- WRITTEN INSTRUCTION -
Output all the material that follows, exactly as given.

───

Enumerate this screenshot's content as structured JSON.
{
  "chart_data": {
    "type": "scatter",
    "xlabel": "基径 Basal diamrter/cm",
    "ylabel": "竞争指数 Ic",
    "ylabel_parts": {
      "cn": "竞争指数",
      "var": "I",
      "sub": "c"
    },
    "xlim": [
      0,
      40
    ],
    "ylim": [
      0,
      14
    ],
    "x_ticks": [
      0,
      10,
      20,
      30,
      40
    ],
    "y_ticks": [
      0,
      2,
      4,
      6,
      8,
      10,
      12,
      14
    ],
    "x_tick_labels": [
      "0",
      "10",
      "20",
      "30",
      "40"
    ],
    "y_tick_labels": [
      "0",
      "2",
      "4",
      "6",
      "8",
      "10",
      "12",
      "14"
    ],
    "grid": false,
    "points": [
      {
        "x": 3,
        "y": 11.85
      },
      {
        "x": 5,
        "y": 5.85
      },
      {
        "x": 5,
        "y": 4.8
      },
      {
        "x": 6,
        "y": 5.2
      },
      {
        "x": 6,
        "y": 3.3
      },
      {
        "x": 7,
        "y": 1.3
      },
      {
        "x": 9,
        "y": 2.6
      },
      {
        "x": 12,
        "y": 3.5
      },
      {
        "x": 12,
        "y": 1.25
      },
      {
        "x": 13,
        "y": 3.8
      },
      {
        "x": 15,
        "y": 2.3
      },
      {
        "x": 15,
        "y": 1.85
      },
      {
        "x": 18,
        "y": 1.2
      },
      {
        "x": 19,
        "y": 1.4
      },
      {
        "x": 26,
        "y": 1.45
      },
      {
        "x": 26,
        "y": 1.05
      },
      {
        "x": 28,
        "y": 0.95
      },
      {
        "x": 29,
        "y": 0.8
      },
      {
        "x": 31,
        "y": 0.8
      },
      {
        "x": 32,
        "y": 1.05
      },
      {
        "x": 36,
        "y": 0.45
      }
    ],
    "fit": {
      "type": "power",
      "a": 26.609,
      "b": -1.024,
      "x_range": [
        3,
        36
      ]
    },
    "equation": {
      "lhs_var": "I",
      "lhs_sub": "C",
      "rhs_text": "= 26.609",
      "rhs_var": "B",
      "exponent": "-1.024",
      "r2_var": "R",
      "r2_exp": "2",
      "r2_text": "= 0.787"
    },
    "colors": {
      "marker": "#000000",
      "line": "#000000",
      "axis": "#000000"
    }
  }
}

───

- RESPONSE -
Enumerate this screenshot's content as structured JSON.
{
  "chart_data": {
    "type": "scatter",
    "xlabel": "基径 Basal diamrter/cm",
    "ylabel": "竞争指数 Ic",
    "ylabel_parts": {
      "cn": "竞争指数",
      "var": "I",
      "sub": "c"
    },
    "xlim": [
      0,
      40
    ],
    "ylim": [
      0,
      14
    ],
    "x_ticks": [
      0,
      10,
      20,
      30,
      40
    ],
    "y_ticks": [
      0,
      2,
      4,
      6,
      8,
      10,
      12,
      14
    ],
    "x_tick_labels": [
      "0",
      "10",
      "20",
      "30",
      "40"
    ],
    "y_tick_labels": [
      "0",
      "2",
      "4",
      "6",
      "8",
      "10",
      "12",
      "14"
    ],
    "grid": false,
    "points": [
      {
        "x": 3,
        "y": 11.85
      },
      {
        "x": 5,
        "y": 5.85
      },
      {
        "x": 5,
        "y": 4.8
      },
      {
        "x": 6,
        "y": 5.2
      },
      {
        "x": 6,
        "y": 3.3
      },
      {
        "x": 7,
        "y": 1.3
      },
      {
        "x": 9,
        "y": 2.6
      },
      {
        "x": 12,
        "y": 3.5
      },
      {
        "x": 12,
        "y": 1.25
      },
      {
        "x": 13,
        "y": 3.8
      },
      {
        "x": 15,
        "y": 2.3
      },
      {
        "x": 15,
        "y": 1.85
      },
      {
        "x": 18,
        "y": 1.2
      },
      {
        "x": 19,
        "y": 1.4
      },
      {
        "x": 26,
        "y": 1.45
      },
      {
        "x": 26,
        "y": 1.05
      },
      {
        "x": 28,
        "y": 0.95
      },
      {
        "x": 29,
        "y": 0.8
      },
      {
        "x": 31,
        "y": 0.8
      },
      {
        "x": 32,
        "y": 1.05
      },
      {
        "x": 36,
        "y": 0.45
      }
    ],
    "fit": {
      "type": "power",
      "a": 26.609,
      "b": -1.024,
      "x_range": [
        3,
        36
      ]
    },
    "equation": {
      "lhs_var": "I",
      "lhs_sub": "C",
      "rhs_text": "= 26.609",
      "rhs_var": "B",
      "exponent": "-1.024",
      "r2_var": "R",
      "r2_exp": "2",
      "r2_text": "= 0.787"
    },
    "colors": {
      "marker": "#000000",
      "line": "#000000",
      "axis": "#000000"
    }
  }
}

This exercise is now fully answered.